Duplicate word for word the part of the passage on cavicapture starting with "Do granules get" and going on through "enough of both.".

## EXTRACT
════════

Related findings were made in cell lines derived from chromaffin cells (Taraska et al. 2003) and pancreatic β cells (Tsuboi et al. 2004). Thus, cavicapture keeps some proteins in granules after catecholamines, and in most cases NPY, are released completely. Surprisingly, some granules were seen to undergo exocytosis, then cavicapture, and then to release the remainder of their tPA in a second round of exocytosis. Related results were also obtained in PC12 cells (Holroyd et al. 2002). Apparently, granules are sometimes re-used after all. And perhaps cells regulate protein release not only by controlling exocytosis, but also by cavicapture. Other recent studies highlight further complexities of protein release from single granules (e.g. Barg et al. 2002).

Do granules get to keep their membrane components when they undergo cavicapture? They probably exchange most or all of their lipids with the plasma membrane (Taraska & Almers, 2004), but keep selected membrane proteins such as phogrin. Most granules also lose the majority of their synaptobrevin-2 and synaptotagmin-1 (Tsuboi et al. 2004), although one supposes that granules planning to undergo exocytosis a second time must retain enough of both.

════════

## EXTRACTED RECORDS

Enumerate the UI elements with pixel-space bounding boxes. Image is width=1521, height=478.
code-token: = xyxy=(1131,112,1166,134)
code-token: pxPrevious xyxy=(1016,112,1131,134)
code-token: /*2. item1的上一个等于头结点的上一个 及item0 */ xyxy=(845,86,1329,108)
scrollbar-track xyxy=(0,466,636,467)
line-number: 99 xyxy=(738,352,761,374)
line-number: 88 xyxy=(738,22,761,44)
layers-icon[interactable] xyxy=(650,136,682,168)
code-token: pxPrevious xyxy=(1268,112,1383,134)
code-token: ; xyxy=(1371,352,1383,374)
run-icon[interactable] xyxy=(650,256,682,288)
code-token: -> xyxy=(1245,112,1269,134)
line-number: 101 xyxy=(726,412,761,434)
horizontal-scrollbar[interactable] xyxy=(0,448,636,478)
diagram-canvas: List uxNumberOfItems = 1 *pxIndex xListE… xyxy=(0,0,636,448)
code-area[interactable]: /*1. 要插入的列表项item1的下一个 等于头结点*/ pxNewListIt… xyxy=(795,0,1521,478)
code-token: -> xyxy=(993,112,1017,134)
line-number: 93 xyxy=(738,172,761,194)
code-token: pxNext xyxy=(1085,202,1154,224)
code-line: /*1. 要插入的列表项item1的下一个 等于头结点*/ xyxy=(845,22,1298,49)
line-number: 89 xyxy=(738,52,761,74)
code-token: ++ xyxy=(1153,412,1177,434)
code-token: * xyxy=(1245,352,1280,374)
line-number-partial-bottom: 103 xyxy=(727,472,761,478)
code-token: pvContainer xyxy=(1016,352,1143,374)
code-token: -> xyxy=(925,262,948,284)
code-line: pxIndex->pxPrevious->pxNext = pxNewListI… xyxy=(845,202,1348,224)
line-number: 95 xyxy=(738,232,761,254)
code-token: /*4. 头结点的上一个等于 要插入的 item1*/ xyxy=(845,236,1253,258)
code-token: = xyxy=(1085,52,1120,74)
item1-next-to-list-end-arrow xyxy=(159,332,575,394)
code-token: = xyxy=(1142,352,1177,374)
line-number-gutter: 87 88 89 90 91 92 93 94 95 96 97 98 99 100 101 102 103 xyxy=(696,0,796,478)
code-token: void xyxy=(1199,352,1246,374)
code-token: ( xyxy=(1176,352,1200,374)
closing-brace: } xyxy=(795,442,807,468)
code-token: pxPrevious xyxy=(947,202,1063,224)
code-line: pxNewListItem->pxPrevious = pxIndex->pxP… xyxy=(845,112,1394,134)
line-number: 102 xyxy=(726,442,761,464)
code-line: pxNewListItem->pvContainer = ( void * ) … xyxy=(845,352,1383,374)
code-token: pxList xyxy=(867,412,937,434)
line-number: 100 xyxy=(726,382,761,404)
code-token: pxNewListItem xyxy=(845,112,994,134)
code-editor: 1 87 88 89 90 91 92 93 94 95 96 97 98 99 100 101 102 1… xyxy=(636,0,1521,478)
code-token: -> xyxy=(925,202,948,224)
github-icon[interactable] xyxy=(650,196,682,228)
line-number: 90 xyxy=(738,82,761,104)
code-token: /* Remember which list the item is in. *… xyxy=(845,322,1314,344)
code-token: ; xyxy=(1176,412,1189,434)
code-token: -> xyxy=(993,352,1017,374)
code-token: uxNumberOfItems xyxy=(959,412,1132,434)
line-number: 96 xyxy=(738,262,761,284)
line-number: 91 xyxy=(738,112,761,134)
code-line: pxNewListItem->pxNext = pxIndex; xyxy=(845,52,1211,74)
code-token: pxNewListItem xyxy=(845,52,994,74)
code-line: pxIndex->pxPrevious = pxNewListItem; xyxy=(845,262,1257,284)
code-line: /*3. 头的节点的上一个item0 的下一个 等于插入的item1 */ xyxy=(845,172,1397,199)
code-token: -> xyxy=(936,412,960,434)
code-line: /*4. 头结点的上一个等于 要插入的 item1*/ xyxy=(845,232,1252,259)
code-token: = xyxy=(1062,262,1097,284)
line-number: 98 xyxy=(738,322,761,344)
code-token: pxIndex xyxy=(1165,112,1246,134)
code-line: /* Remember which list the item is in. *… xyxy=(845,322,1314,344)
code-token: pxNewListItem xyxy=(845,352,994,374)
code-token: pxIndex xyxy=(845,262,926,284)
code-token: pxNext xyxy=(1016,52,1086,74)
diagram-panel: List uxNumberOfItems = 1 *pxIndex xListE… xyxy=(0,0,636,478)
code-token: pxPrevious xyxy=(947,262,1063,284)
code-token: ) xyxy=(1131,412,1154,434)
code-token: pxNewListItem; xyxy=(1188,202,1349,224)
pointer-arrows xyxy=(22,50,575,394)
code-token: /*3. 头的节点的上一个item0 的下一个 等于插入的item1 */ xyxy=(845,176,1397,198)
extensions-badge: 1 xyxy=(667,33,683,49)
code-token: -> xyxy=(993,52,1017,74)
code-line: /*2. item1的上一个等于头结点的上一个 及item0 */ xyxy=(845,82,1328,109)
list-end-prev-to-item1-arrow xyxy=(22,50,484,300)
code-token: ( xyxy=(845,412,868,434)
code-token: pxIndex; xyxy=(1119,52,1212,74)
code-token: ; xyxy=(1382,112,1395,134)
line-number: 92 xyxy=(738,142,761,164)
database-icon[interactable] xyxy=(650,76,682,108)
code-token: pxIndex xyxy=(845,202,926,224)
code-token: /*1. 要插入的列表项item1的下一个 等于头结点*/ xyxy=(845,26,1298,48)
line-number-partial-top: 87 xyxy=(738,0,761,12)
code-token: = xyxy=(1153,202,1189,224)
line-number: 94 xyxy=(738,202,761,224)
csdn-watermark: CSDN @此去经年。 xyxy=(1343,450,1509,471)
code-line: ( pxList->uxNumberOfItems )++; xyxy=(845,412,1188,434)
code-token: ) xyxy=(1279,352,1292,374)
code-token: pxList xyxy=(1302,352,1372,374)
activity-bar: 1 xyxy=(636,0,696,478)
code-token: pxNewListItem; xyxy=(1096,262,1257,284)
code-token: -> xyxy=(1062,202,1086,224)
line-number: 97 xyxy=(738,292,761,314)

════════

## EXERCISE RESULT
Do granules get to keep their membrane components when they undergo cavicapture? They probably exchange most or all of their lipids with the plasma membrane (Taraska & Almers, 2004), but keep selected membrane proteins such as phogrin. Most granules also lose the majority of their synaptobrevin-2 and synaptotagmin-1 (Tsuboi et al. 2004), although one supposes that granules planning to undergo exocytosis a second time must retain enough of both.